Extracted information start

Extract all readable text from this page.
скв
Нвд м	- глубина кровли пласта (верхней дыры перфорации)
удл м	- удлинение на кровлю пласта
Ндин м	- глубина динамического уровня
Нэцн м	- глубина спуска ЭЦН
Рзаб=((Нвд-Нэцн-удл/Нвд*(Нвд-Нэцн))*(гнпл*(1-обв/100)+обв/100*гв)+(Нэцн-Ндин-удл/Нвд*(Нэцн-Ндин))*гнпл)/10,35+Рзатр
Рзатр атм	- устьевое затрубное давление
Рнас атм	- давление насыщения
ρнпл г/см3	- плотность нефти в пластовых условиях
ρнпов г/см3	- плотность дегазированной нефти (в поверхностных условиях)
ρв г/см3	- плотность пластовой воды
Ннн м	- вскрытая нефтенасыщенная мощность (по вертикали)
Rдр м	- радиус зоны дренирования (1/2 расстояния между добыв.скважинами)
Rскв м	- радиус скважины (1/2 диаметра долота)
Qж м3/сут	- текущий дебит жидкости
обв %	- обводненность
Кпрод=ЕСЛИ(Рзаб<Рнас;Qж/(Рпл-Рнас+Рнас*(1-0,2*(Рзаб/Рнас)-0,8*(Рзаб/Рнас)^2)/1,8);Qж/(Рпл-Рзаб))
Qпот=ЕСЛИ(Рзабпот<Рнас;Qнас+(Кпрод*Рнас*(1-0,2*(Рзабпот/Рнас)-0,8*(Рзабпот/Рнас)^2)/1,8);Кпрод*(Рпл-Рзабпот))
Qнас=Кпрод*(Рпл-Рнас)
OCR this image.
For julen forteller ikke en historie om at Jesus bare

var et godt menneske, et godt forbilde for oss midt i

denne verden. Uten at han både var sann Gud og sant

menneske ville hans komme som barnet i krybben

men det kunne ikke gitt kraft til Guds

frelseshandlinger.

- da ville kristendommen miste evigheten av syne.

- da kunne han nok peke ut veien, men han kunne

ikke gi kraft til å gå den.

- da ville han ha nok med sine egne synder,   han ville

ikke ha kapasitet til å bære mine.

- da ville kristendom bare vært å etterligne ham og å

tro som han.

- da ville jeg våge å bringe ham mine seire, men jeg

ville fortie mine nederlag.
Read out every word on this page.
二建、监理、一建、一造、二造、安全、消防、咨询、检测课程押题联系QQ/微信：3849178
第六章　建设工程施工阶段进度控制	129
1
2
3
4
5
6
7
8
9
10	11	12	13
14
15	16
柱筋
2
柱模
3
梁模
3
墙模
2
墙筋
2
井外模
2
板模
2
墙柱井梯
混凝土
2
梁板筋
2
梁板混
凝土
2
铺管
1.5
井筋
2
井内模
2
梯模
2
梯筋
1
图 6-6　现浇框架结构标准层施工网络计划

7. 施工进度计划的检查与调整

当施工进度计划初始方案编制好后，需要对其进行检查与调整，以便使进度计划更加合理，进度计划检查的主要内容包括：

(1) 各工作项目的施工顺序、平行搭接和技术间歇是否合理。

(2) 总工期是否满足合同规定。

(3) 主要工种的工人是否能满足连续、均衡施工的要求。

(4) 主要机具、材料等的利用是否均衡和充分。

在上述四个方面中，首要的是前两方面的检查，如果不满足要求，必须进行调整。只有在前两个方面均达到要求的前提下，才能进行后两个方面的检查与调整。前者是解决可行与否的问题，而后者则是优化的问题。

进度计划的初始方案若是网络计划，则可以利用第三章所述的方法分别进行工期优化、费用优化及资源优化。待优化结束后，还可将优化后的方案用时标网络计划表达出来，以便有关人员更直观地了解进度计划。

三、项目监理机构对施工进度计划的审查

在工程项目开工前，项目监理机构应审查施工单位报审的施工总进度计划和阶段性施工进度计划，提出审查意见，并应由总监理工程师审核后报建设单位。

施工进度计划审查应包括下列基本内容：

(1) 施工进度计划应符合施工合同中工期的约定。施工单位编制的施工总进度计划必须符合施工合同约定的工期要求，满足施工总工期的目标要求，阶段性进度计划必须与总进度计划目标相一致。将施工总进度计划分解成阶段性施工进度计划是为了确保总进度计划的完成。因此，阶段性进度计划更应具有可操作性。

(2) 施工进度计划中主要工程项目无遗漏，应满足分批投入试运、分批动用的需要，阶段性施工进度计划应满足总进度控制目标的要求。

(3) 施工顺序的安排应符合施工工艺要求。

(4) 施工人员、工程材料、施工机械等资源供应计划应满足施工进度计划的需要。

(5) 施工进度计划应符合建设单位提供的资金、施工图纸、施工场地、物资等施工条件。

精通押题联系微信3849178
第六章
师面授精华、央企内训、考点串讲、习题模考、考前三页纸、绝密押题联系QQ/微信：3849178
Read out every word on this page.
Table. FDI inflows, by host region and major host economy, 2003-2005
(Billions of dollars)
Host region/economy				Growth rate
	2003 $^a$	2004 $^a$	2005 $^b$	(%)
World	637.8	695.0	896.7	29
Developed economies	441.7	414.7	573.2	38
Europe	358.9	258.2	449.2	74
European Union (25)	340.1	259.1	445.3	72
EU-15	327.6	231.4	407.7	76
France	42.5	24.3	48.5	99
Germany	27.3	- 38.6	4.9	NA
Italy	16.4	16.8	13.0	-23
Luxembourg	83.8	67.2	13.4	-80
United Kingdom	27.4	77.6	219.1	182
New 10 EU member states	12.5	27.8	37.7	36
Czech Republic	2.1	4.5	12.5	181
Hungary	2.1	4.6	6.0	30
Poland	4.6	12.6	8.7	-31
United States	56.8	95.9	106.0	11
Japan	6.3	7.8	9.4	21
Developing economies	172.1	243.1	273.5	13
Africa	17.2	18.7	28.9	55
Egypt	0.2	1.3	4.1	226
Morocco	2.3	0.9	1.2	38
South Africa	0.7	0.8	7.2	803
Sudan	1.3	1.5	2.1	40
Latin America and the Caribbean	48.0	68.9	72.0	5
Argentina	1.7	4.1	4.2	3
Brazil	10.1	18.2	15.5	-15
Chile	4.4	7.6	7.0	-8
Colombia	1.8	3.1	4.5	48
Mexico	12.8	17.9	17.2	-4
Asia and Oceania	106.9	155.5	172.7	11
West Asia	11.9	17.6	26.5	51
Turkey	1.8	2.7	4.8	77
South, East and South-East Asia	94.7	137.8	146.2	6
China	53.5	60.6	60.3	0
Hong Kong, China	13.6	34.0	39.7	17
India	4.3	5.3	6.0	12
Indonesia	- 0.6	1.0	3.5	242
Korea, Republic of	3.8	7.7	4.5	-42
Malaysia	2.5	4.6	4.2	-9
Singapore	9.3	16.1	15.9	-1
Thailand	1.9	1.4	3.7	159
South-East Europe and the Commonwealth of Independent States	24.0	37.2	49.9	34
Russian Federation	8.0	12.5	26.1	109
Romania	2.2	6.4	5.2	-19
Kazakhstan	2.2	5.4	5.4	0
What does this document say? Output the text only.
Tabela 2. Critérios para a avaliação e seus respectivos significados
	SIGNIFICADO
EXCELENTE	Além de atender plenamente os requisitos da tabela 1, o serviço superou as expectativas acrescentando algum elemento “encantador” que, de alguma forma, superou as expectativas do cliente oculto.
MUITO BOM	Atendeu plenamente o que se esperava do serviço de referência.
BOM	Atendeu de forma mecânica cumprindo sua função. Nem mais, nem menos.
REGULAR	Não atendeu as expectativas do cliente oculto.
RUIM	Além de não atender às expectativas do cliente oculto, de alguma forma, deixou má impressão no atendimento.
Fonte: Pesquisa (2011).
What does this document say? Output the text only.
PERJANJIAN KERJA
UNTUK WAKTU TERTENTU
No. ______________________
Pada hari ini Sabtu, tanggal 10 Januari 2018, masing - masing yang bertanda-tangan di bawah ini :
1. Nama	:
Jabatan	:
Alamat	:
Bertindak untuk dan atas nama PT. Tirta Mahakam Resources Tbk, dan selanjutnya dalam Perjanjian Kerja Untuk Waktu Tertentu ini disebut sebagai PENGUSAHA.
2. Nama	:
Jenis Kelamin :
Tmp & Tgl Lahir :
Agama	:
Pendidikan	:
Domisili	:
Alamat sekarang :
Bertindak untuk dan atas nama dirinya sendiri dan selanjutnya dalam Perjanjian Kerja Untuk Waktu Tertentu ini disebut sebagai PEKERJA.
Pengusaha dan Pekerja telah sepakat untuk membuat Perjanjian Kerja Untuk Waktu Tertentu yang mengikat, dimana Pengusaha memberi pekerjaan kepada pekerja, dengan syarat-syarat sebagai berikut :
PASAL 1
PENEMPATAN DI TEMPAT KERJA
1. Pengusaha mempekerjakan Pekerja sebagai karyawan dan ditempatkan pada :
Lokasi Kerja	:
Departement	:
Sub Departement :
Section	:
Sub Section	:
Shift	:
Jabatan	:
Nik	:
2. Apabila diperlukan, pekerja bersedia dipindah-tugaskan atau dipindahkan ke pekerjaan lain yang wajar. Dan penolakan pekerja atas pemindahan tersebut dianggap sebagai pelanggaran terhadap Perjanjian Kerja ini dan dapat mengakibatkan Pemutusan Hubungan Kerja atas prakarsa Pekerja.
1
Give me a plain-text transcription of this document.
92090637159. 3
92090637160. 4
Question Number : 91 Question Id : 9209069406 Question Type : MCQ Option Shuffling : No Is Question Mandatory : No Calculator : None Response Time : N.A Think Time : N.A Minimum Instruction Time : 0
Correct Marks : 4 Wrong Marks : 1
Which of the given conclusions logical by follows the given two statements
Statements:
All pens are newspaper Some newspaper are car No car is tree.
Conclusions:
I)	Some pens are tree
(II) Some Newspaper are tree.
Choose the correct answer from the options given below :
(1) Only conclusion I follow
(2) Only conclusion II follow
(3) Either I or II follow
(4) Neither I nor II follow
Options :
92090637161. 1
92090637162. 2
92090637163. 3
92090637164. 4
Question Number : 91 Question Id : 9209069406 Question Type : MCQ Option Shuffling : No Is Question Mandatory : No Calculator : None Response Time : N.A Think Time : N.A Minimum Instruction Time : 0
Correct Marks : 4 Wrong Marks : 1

Extracted information end

**What you will do**: Reproduce the records above exactly, starting with the line that contains "Give me a plain-text" and ending with the last line.

**The completed task**:
Give me a plain-text transcription of this document.
92090637159. 3
92090637160. 4
Question Number : 91 Question Id : 9209069406 Question Type : MCQ Option Shuffling : No Is Question Mandatory : No Calculator : None Response Time : N.A Think Time : N.A Minimum Instruction Time : 0
Correct Marks : 4 Wrong Marks : 1
Which of the given conclusions logical by follows the given two statements
Statements:
All pens are newspaper Some newspaper are car No car is tree.
Conclusions:
I)	Some pens are tree
(II) Some Newspaper are tree.
Choose the correct answer from the options given below :
(1) Only conclusion I follow
(2) Only conclusion II follow
(3) Either I or II follow
(4) Neither I nor II follow
Options :
92090637161. 1
92090637162. 2
92090637163. 3
92090637164. 4
Question Number : 91 Question Id : 9209069406 Question Type : MCQ Option Shuffling : No Is Question Mandatory : No Calculator : None Response Time : N.A Think Time : N.A Minimum Instruction Time : 0
Correct Marks : 4 Wrong Marks : 1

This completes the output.